EXERCISE: Scan the records for the string "immediately"; copy each line where it occurs.

TASK INPUTS:
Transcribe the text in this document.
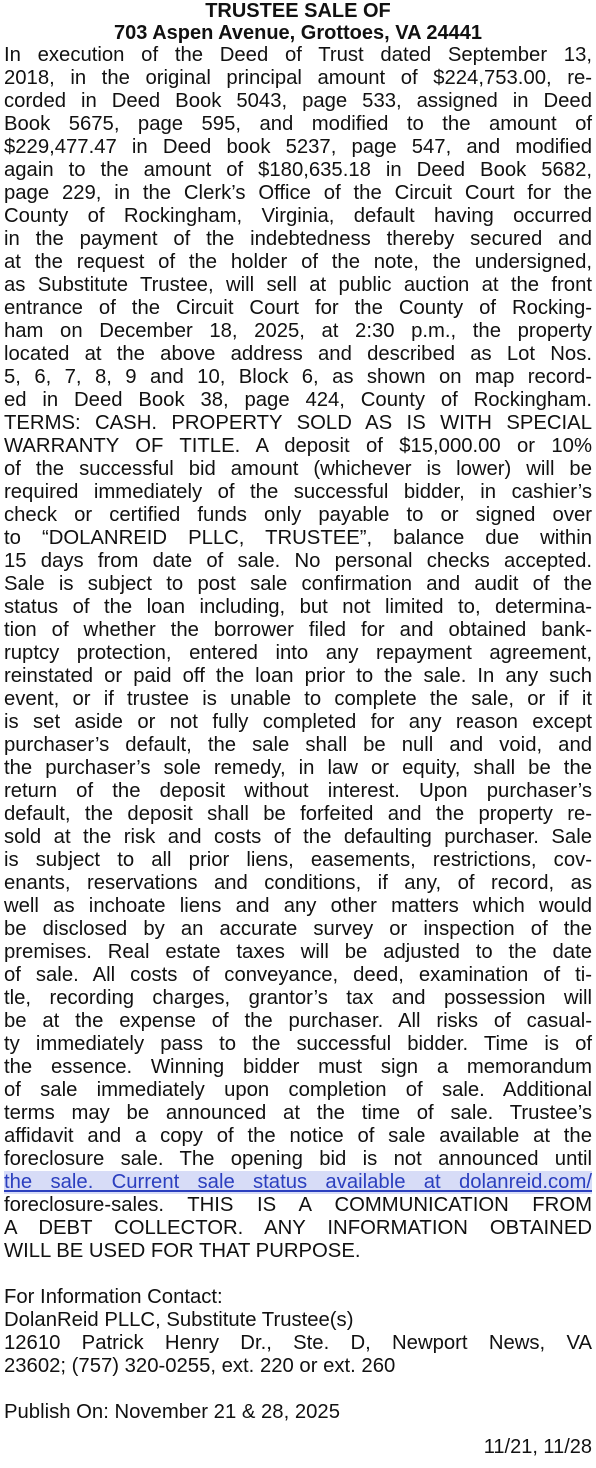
TRUSTEE SALE OF
703 Aspen Avenue, Grottoes, VA 24441
In execution of the Deed of Trust dated September 13,
2018, in the original principal amount of $224,753.00, re-
corded in Deed Book 5043, page 533, assigned in Deed
Book 5675, page 595, and modified to the amount of
$229,477.47 in Deed book 5237, page 547, and modified
again to the amount of $180,635.18 in Deed Book 5682,
page 229, in the Clerk’s Office of the Circuit Court for the
County of Rockingham, Virginia, default having occurred
in the payment of the indebtedness thereby secured and
at the request of the holder of the note, the undersigned,
as Substitute Trustee, will sell at public auction at the front
entrance of the Circuit Court for the County of Rocking-
ham on December 18, 2025, at 2:30 p.m., the property
located at the above address and described as Lot Nos.
5, 6, 7, 8, 9 and 10, Block 6, as shown on map record-
ed in Deed Book 38, page 424, County of Rockingham.
TERMS: CASH. PROPERTY SOLD AS IS WITH SPECIAL
WARRANTY OF TITLE. A deposit of $15,000.00 or 10%
of the successful bid amount (whichever is lower) will be
required immediately of the successful bidder, in cashier’s
check or certified funds only payable to or signed over
to “DOLANREID PLLC, TRUSTEE”, balance due within
15 days from date of sale. No personal checks accepted.
Sale is subject to post sale confirmation and audit of the
status of the loan including, but not limited to, determina-
tion of whether the borrower filed for and obtained bank-
ruptcy protection, entered into any repayment agreement,
reinstated or paid off the loan prior to the sale. In any such
event, or if trustee is unable to complete the sale, or if it
is set aside or not fully completed for any reason except
purchaser’s default, the sale shall be null and void, and
the purchaser’s sole remedy, in law or equity, shall be the
return of the deposit without interest. Upon purchaser’s
default, the deposit shall be forfeited and the property re-
sold at the risk and costs of the defaulting purchaser. Sale
is subject to all prior liens, easements, restrictions, cov-
enants, reservations and conditions, if any, of record, as
well as inchoate liens and any other matters which would
be disclosed by an accurate survey or inspection of the
premises. Real estate taxes will be adjusted to the date
of sale. All costs of conveyance, deed, examination of ti-
tle, recording charges, grantor’s tax and possession will
be at the expense of the purchaser. All risks of casual-
ty immediately pass to the successful bidder. Time is of
the essence. Winning bidder must sign a memorandum
of sale immediately upon completion of sale. Additional
terms may be announced at the time of sale. Trustee’s
affidavit and a copy of the notice of sale available at the
foreclosure sale. The opening bid is not announced until
the sale. Current sale status available at dolanreid.com/
foreclosure-sales. THIS IS A COMMUNICATION FROM
A DEBT COLLECTOR. ANY INFORMATION OBTAINED
WILL BE USED FOR THAT PURPOSE.
For Information Contact:
DolanReid PLLC, Substitute Trustee(s)
12610 Patrick Henry Dr., Ste. D, Newport News, VA
23602; (757) 320-0255, ext. 220 or ext. 260
Publish On: November 21 & 28, 2025
11/21, 11/28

OUTPUT OF THE TASK:
required immediately of the successful bidder, in cashier’s
ty immediately pass to the successful bidder. Time is of
of sale immediately upon completion of sale. Additional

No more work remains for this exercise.